- [Exercise directions]: Use the entries below to count the lines that hold the word "Jansson"; answer with the number only.

- [Data to use]:

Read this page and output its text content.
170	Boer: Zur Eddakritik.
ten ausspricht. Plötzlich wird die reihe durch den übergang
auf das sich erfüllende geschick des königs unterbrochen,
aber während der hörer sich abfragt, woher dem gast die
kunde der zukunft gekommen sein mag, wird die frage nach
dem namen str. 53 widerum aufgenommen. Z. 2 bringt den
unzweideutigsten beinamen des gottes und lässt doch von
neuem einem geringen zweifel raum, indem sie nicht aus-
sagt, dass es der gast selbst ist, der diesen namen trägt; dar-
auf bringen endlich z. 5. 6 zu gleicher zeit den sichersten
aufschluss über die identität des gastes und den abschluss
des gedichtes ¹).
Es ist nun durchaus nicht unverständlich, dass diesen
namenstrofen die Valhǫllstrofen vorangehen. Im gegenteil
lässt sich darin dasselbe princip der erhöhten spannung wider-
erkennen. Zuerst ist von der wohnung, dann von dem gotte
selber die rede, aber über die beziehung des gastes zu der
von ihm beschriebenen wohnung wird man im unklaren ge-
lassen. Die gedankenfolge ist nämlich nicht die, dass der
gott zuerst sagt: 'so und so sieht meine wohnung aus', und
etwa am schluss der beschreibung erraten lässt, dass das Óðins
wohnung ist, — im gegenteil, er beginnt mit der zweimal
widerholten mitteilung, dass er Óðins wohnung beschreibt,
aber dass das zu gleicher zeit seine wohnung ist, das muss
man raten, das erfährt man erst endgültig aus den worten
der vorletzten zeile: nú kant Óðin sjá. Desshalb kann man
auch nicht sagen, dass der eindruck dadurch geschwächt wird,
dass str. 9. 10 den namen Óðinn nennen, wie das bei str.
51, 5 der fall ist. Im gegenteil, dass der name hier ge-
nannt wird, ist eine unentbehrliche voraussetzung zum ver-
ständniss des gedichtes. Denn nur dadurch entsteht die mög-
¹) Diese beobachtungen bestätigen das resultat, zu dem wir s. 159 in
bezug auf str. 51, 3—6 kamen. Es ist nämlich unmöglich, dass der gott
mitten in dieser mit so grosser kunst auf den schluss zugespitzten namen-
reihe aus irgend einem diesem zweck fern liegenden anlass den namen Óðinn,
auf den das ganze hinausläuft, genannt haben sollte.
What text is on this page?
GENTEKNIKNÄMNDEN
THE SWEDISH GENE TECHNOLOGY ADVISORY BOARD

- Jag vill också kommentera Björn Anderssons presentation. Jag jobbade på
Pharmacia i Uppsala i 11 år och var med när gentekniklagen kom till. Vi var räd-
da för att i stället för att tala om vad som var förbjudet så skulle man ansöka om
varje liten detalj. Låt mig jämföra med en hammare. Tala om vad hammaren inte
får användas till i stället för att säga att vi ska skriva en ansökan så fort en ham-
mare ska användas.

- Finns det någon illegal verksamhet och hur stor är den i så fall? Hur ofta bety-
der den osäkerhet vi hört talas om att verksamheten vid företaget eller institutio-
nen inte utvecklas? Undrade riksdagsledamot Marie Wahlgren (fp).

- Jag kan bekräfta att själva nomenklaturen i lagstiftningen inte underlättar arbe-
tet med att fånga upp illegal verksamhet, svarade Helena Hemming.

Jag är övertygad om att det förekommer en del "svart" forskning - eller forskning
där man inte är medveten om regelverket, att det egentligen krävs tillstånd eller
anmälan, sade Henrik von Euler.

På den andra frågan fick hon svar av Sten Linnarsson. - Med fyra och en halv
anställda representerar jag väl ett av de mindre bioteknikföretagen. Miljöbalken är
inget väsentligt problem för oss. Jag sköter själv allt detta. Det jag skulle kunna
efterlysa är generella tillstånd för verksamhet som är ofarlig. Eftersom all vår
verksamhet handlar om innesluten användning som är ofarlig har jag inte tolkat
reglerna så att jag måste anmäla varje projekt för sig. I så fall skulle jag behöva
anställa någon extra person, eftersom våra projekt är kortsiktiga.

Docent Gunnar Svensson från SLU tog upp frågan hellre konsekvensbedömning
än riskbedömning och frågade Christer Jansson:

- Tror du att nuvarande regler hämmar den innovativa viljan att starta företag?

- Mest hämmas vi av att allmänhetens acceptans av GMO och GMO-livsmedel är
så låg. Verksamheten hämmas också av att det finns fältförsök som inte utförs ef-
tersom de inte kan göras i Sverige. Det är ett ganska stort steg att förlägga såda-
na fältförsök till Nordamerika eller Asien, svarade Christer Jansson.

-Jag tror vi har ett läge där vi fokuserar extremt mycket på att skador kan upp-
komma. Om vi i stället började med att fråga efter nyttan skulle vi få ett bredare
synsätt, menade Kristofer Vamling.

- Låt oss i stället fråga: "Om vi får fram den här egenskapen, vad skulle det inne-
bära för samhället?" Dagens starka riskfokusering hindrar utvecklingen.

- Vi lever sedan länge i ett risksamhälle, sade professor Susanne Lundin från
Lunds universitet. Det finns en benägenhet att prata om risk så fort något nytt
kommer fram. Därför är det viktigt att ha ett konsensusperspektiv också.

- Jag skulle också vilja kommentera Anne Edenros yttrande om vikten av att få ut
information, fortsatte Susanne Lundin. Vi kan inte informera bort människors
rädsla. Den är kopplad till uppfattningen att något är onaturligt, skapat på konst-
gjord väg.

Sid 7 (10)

- [Answer box]: 2